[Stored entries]
— start —

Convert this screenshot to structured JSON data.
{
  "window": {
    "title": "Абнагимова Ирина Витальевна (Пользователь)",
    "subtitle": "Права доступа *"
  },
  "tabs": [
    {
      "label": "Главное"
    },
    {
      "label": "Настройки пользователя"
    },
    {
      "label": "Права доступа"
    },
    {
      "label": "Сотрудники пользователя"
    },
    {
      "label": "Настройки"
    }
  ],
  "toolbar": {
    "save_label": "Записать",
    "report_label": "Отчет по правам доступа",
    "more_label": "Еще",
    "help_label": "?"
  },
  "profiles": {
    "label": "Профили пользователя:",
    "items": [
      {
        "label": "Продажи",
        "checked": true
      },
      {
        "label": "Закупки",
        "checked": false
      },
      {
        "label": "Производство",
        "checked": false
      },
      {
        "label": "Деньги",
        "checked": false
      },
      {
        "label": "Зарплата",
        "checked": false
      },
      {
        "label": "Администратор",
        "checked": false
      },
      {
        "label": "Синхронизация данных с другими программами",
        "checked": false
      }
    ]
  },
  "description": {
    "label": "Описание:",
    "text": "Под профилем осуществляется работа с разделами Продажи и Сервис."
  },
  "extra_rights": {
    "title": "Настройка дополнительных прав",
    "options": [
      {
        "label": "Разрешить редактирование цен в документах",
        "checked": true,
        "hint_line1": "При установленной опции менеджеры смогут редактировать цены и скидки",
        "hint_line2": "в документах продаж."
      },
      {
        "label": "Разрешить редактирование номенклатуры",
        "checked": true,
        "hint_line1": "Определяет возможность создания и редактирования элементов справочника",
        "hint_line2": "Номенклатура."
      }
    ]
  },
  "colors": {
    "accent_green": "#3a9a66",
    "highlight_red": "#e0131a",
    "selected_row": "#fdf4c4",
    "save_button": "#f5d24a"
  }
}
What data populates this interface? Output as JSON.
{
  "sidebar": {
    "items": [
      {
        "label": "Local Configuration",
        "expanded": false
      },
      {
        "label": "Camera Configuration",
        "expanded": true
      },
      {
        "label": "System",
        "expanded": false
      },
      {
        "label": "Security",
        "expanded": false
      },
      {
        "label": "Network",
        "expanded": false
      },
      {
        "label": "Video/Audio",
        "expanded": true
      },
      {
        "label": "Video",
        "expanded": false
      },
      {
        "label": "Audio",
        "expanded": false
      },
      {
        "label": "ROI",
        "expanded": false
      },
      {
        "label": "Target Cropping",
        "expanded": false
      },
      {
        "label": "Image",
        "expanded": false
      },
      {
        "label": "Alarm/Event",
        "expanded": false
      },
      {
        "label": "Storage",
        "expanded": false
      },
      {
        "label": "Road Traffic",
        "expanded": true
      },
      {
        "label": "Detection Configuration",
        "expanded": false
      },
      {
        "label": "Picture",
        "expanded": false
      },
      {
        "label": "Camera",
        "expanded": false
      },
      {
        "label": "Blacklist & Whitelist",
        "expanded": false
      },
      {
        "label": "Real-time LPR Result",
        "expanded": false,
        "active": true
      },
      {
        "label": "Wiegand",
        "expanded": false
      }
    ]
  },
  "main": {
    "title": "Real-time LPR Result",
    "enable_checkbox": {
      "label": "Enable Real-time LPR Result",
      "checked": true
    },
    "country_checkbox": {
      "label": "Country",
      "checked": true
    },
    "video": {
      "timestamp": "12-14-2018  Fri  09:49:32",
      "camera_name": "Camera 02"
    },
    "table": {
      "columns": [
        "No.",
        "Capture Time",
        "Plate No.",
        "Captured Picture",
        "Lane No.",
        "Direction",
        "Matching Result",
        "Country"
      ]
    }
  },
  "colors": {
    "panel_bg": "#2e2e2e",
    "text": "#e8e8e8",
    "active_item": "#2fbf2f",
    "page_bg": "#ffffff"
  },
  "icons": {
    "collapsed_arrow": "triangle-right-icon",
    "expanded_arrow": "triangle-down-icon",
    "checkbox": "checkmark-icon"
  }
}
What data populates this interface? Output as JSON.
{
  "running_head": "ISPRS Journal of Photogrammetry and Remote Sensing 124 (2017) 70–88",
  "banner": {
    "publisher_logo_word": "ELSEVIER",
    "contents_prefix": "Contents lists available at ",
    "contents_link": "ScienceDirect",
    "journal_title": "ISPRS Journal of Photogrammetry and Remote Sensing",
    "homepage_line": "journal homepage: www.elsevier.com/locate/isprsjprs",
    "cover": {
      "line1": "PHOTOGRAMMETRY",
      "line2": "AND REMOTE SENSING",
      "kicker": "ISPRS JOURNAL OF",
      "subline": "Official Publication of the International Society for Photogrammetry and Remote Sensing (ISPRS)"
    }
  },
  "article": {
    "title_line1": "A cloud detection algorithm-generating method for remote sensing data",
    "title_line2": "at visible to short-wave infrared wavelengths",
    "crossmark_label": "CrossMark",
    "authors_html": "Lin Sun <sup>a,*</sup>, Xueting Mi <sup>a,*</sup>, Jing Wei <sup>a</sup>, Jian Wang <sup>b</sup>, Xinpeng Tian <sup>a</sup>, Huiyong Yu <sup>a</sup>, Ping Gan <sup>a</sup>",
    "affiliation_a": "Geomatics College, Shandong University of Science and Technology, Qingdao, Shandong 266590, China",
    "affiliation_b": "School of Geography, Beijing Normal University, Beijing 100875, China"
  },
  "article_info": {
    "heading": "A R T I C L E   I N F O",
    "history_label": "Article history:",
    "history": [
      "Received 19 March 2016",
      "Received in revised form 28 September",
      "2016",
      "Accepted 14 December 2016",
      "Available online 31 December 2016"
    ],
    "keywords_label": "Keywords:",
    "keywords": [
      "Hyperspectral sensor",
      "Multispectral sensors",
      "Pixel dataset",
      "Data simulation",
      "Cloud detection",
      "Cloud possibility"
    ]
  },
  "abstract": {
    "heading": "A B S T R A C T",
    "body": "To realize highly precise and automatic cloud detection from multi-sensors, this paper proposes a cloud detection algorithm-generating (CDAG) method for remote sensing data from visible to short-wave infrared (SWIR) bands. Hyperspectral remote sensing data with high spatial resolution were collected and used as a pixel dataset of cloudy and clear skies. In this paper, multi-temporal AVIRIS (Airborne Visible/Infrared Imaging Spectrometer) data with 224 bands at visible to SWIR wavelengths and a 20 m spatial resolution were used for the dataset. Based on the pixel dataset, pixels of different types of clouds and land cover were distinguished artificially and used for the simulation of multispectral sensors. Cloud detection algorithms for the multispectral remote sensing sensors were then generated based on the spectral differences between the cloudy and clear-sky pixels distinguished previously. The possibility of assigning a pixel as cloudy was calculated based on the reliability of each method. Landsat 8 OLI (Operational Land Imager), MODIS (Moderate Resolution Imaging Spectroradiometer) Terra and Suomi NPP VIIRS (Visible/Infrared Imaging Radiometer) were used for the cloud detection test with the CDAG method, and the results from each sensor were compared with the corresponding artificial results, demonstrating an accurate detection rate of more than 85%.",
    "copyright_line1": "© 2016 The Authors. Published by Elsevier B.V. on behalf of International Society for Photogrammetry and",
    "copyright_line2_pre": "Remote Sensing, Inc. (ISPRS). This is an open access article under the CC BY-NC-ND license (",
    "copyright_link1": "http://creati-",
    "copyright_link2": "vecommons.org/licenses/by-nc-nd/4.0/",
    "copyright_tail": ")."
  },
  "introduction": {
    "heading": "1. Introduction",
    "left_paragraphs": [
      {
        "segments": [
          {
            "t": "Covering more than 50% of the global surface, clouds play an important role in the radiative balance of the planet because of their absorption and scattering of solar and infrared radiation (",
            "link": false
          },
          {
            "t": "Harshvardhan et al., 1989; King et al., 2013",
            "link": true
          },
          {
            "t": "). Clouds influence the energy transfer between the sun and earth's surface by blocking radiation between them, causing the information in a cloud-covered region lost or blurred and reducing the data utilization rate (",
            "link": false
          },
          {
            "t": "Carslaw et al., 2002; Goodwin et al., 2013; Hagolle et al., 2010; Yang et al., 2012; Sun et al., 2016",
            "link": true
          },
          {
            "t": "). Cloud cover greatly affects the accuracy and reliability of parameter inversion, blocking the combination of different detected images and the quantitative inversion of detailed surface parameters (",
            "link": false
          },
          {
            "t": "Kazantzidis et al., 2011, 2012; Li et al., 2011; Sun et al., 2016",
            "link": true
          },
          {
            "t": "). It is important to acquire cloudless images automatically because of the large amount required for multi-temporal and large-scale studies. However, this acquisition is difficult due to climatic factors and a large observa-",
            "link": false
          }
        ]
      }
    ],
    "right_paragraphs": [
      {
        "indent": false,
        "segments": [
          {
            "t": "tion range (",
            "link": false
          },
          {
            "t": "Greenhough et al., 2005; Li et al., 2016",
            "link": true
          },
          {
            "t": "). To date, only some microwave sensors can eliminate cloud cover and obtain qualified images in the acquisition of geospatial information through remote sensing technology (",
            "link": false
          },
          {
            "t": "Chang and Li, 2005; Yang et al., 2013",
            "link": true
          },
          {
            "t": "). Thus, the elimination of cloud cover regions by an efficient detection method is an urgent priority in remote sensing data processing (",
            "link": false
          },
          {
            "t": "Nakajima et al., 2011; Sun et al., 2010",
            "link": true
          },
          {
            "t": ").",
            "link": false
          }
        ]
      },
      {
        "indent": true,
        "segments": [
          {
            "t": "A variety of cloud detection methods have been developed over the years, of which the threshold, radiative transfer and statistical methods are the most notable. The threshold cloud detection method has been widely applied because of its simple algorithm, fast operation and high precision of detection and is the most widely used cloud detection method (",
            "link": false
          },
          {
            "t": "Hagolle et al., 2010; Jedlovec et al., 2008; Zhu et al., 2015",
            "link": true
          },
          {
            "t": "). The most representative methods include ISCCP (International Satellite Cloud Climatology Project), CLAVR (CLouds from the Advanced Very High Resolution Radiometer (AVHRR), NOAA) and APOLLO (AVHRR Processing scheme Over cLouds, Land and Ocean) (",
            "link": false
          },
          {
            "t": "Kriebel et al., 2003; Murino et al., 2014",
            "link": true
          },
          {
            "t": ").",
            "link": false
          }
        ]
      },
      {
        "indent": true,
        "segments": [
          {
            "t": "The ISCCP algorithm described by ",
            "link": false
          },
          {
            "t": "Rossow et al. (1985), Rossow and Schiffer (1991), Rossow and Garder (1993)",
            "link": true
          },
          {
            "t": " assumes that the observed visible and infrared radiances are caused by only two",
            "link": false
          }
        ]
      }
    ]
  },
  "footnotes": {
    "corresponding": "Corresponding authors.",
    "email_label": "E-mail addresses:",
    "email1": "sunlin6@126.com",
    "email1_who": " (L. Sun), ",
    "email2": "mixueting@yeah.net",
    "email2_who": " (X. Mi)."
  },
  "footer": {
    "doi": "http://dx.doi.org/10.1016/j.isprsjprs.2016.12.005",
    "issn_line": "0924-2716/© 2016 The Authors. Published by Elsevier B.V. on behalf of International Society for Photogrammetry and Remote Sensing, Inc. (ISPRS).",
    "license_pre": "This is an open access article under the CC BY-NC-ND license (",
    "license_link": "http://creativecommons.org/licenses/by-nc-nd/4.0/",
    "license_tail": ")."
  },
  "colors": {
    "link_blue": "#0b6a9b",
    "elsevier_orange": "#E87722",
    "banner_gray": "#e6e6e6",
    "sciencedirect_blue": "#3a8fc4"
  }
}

— end —

▶ PROBLEM REQUIREMENTS
State how many lines include the string "документах", and nothing more.

▶ EXERCISE ANSWER
2